_Goal_. Send back the entries below exactly as they appear.

▼▼▼

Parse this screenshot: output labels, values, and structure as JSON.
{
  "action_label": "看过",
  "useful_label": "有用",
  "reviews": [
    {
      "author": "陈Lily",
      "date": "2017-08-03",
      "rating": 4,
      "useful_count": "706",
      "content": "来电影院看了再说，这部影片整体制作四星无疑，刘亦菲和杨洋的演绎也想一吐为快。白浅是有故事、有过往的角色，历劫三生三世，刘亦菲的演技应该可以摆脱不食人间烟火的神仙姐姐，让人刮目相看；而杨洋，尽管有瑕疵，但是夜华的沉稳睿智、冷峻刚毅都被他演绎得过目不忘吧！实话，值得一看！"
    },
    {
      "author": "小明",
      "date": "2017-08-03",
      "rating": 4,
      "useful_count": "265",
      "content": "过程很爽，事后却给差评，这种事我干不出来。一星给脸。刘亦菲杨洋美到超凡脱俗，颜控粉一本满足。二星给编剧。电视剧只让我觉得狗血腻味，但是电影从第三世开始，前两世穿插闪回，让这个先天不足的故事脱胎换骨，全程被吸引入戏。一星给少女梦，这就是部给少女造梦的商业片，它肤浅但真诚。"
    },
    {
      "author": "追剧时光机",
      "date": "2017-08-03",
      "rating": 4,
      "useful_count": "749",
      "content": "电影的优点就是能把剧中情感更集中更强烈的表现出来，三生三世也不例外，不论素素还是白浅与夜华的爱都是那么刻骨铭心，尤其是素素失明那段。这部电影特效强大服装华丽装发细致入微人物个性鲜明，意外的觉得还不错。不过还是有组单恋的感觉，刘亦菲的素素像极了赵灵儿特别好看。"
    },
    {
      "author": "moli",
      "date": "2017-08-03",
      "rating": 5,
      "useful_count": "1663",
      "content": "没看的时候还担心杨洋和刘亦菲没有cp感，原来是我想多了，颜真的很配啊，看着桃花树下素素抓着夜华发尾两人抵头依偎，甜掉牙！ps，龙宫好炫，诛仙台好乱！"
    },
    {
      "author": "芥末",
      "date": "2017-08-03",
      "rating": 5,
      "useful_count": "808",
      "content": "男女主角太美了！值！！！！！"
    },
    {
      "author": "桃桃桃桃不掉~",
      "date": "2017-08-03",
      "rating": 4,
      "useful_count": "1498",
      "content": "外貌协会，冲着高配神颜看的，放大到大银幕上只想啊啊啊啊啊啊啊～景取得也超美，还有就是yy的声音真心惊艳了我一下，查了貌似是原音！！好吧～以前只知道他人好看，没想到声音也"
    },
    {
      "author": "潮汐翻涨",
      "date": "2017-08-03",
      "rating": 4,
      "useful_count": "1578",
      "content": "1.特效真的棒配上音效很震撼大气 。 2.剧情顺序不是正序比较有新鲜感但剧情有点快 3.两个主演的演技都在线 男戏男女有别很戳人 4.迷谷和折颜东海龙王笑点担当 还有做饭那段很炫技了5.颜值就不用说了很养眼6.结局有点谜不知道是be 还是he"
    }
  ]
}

▲▲▲

_Exercise response_.
Parse this screenshot: output labels, values, and structure as JSON.
{
  "action_label": "看过",
  "useful_label": "有用",
  "reviews": [
    {
      "author": "陈Lily",
      "date": "2017-08-03",
      "rating": 4,
      "useful_count": "706",
      "content": "来电影院看了再说，这部影片整体制作四星无疑，刘亦菲和杨洋的演绎也想一吐为快。白浅是有故事、有过往的角色，历劫三生三世，刘亦菲的演技应该可以摆脱不食人间烟火的神仙姐姐，让人刮目相看；而杨洋，尽管有瑕疵，但是夜华的沉稳睿智、冷峻刚毅都被他演绎得过目不忘吧！实话，值得一看！"
    },
    {
      "author": "小明",
      "date": "2017-08-03",
      "rating": 4,
      "useful_count": "265",
      "content": "过程很爽，事后却给差评，这种事我干不出来。一星给脸。刘亦菲杨洋美到超凡脱俗，颜控粉一本满足。二星给编剧。电视剧只让我觉得狗血腻味，但是电影从第三世开始，前两世穿插闪回，让这个先天不足的故事脱胎换骨，全程被吸引入戏。一星给少女梦，这就是部给少女造梦的商业片，它肤浅但真诚。"
    },
    {
      "author": "追剧时光机",
      "date": "2017-08-03",
      "rating": 4,
      "useful_count": "749",
      "content": "电影的优点就是能把剧中情感更集中更强烈的表现出来，三生三世也不例外，不论素素还是白浅与夜华的爱都是那么刻骨铭心，尤其是素素失明那段。这部电影特效强大服装华丽装发细致入微人物个性鲜明，意外的觉得还不错。不过还是有组单恋的感觉，刘亦菲的素素像极了赵灵儿特别好看。"
    },
    {
      "author": "moli",
      "date": "2017-08-03",
      "rating": 5,
      "useful_count": "1663",
      "content": "没看的时候还担心杨洋和刘亦菲没有cp感，原来是我想多了，颜真的很配啊，看着桃花树下素素抓着夜华发尾两人抵头依偎，甜掉牙！ps，龙宫好炫，诛仙台好乱！"
    },
    {
      "author": "芥末",
      "date": "2017-08-03",
      "rating": 5,
      "useful_count": "808",
      "content": "男女主角太美了！值！！！！！"
    },
    {
      "author": "桃桃桃桃不掉~",
      "date": "2017-08-03",
      "rating": 4,
      "useful_count": "1498",
      "content": "外貌协会，冲着高配神颜看的，放大到大银幕上只想啊啊啊啊啊啊啊～景取得也超美，还有就是yy的声音真心惊艳了我一下，查了貌似是原音！！好吧～以前只知道他人好看，没想到声音也"
    },
    {
      "author": "潮汐翻涨",
      "date": "2017-08-03",
      "rating": 4,
      "useful_count": "1578",
      "content": "1.特效真的棒配上音效很震撼大气 。 2.剧情顺序不是正序比较有新鲜感但剧情有点快 3.两个主演的演技都在线 男戏男女有别很戳人 4.迷谷和折颜东海龙王笑点担当 还有做饭那段很炫技了5.颜值就不用说了很养眼6.结局有点谜不知道是be 还是he"
    }
  ]
}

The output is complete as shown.